Find the word "Anschlag" in the listing; pull out each line holding it.

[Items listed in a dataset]
----------

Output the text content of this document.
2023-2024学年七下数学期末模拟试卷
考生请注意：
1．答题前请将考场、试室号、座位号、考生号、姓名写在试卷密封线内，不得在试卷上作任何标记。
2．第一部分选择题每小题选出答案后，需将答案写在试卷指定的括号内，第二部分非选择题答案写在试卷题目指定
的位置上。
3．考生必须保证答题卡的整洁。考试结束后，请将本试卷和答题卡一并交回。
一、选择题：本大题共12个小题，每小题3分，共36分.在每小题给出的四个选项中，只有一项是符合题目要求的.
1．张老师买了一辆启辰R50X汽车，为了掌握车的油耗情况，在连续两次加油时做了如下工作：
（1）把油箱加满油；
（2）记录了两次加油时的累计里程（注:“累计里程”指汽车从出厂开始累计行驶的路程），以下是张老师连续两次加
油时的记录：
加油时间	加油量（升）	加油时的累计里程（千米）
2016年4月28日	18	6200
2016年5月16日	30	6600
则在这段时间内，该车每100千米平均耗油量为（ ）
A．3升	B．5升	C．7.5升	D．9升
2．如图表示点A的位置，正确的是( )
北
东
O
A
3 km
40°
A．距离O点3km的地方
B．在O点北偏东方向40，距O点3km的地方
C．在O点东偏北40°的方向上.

----------

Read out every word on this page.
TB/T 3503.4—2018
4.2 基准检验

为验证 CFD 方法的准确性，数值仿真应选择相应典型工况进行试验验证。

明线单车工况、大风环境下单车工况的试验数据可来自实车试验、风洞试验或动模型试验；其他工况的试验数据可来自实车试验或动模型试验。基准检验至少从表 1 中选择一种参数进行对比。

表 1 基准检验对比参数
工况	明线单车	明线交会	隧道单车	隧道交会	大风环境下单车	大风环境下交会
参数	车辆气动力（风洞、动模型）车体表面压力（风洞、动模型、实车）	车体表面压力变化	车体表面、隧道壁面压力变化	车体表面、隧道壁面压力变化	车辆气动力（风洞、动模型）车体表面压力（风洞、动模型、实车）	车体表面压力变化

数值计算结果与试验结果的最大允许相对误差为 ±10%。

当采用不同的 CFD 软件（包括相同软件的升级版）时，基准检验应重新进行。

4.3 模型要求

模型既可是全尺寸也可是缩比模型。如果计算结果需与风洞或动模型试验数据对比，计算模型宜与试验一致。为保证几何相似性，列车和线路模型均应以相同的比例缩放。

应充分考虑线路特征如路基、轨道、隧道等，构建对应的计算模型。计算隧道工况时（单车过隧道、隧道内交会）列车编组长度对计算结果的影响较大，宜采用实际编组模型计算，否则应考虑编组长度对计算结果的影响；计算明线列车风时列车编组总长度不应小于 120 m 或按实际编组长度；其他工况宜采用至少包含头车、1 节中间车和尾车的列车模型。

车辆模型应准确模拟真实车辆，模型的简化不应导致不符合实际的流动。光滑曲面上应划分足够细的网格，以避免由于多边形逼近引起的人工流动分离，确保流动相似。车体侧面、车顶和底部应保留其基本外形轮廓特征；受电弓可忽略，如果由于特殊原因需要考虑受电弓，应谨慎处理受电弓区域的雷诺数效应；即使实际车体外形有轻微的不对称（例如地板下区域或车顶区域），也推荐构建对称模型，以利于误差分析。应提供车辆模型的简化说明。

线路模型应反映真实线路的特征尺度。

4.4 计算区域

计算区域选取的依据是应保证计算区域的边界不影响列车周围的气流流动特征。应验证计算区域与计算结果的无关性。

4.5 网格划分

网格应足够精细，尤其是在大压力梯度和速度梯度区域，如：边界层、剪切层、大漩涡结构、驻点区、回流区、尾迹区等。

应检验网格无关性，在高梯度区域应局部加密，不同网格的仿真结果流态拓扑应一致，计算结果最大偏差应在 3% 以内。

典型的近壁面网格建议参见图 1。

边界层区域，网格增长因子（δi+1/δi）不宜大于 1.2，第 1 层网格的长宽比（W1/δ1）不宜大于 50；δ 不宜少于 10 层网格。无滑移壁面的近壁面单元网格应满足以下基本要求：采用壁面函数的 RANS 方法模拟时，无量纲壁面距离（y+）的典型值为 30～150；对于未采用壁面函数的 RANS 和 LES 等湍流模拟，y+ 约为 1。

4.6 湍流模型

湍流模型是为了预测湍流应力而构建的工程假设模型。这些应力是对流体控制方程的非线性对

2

----------

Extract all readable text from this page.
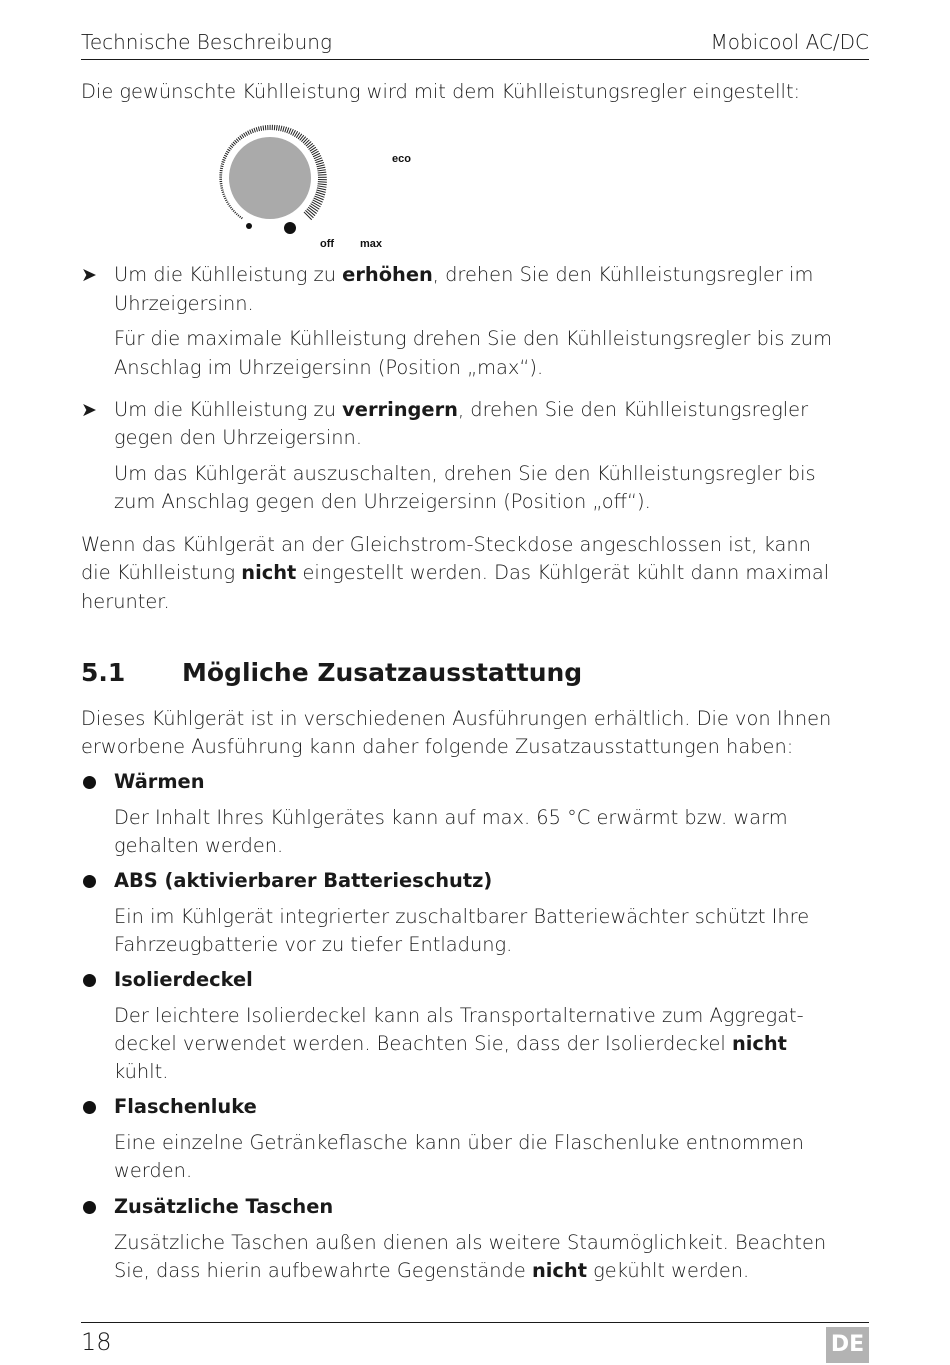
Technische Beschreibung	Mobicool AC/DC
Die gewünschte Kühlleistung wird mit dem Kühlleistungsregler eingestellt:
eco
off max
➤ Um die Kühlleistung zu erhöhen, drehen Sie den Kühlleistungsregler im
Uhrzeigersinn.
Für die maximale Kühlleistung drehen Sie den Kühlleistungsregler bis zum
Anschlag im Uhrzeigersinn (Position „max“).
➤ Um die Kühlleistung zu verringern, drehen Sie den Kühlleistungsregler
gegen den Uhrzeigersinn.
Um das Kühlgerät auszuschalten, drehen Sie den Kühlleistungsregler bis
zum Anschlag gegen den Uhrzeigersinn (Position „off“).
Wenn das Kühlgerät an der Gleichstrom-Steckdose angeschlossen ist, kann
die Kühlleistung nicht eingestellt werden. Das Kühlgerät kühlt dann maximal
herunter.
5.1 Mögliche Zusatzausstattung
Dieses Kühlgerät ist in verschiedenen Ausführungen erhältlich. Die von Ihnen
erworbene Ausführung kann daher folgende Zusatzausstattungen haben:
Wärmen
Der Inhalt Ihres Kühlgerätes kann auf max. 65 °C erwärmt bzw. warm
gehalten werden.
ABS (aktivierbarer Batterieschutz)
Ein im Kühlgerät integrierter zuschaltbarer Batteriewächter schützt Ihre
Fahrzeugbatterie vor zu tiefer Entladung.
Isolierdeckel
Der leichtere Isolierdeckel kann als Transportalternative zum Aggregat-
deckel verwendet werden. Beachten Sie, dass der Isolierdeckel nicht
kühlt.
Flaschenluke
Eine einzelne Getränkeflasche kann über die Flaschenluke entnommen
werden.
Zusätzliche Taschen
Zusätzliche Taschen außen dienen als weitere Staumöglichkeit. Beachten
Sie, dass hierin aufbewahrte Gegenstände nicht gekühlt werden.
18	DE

----------

**Reply**
Anschlag im Uhrzeigersinn (Position „max“).
zum Anschlag gegen den Uhrzeigersinn (Position „off“).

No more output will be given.